GOAL: Repeat the entire listing exactly.

AVAILABLE RECORDS:
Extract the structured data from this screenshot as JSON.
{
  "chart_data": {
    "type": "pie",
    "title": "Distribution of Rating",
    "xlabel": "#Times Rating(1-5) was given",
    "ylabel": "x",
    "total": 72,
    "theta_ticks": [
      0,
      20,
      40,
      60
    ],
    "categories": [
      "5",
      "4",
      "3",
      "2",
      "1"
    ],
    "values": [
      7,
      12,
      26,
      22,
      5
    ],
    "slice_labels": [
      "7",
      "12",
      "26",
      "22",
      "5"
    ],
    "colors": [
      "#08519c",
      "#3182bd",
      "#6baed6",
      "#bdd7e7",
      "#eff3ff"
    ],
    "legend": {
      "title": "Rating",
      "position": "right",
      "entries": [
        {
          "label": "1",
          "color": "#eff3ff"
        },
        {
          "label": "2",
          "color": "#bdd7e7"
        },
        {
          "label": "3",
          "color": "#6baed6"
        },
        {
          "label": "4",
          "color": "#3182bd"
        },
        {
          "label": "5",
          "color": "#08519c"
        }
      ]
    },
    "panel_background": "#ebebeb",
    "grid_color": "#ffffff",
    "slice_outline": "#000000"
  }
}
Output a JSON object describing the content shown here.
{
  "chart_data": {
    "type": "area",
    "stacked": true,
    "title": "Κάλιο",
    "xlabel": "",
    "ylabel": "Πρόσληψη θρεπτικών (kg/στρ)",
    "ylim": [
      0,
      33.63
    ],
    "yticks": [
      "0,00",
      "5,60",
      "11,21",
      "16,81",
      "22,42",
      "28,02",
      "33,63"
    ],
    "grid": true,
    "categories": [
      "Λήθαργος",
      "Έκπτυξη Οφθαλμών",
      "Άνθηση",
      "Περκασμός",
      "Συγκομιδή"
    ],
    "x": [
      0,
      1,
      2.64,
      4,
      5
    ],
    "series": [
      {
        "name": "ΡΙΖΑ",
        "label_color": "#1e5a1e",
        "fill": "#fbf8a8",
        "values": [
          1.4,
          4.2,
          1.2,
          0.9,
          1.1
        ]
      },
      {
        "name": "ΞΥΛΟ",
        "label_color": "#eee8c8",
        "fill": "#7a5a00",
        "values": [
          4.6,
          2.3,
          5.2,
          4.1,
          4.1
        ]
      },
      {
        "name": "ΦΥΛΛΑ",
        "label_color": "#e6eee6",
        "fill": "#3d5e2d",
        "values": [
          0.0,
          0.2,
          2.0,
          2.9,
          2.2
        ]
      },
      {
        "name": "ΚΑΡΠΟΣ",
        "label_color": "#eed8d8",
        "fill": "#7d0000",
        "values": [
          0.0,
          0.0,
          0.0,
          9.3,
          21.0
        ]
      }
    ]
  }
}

WORKED SOLUTION:
Extract the structured data from this screenshot as JSON.
{
  "chart_data": {
    "type": "pie",
    "title": "Distribution of Rating",
    "xlabel": "#Times Rating(1-5) was given",
    "ylabel": "x",
    "total": 72,
    "theta_ticks": [
      0,
      20,
      40,
      60
    ],
    "categories": [
      "5",
      "4",
      "3",
      "2",
      "1"
    ],
    "values": [
      7,
      12,
      26,
      22,
      5
    ],
    "slice_labels": [
      "7",
      "12",
      "26",
      "22",
      "5"
    ],
    "colors": [
      "#08519c",
      "#3182bd",
      "#6baed6",
      "#bdd7e7",
      "#eff3ff"
    ],
    "legend": {
      "title": "Rating",
      "position": "right",
      "entries": [
        {
          "label": "1",
          "color": "#eff3ff"
        },
        {
          "label": "2",
          "color": "#bdd7e7"
        },
        {
          "label": "3",
          "color": "#6baed6"
        },
        {
          "label": "4",
          "color": "#3182bd"
        },
        {
          "label": "5",
          "color": "#08519c"
        }
      ]
    },
    "panel_background": "#ebebeb",
    "grid_color": "#ffffff",
    "slice_outline": "#000000"
  }
}
Output a JSON object describing the content shown here.
{
  "chart_data": {
    "type": "area",
    "stacked": true,
    "title": "Κάλιο",
    "xlabel": "",
    "ylabel": "Πρόσληψη θρεπτικών (kg/στρ)",
    "ylim": [
      0,
      33.63
    ],
    "yticks": [
      "0,00",
      "5,60",
      "11,21",
      "16,81",
      "22,42",
      "28,02",
      "33,63"
    ],
    "grid": true,
    "categories": [
      "Λήθαργος",
      "Έκπτυξη Οφθαλμών",
      "Άνθηση",
      "Περκασμός",
      "Συγκομιδή"
    ],
    "x": [
      0,
      1,
      2.64,
      4,
      5
    ],
    "series": [
      {
        "name": "ΡΙΖΑ",
        "label_color": "#1e5a1e",
        "fill": "#fbf8a8",
        "values": [
          1.4,
          4.2,
          1.2,
          0.9,
          1.1
        ]
      },
      {
        "name": "ΞΥΛΟ",
        "label_color": "#eee8c8",
        "fill": "#7a5a00",
        "values": [
          4.6,
          2.3,
          5.2,
          4.1,
          4.1
        ]
      },
      {
        "name": "ΦΥΛΛΑ",
        "label_color": "#e6eee6",
        "fill": "#3d5e2d",
        "values": [
          0.0,
          0.2,
          2.0,
          2.9,
          2.2
        ]
      },
      {
        "name": "ΚΑΡΠΟΣ",
        "label_color": "#eed8d8",
        "fill": "#7d0000",
        "values": [
          0.0,
          0.0,
          0.0,
          9.3,
          21.0
        ]
      }
    ]
  }
}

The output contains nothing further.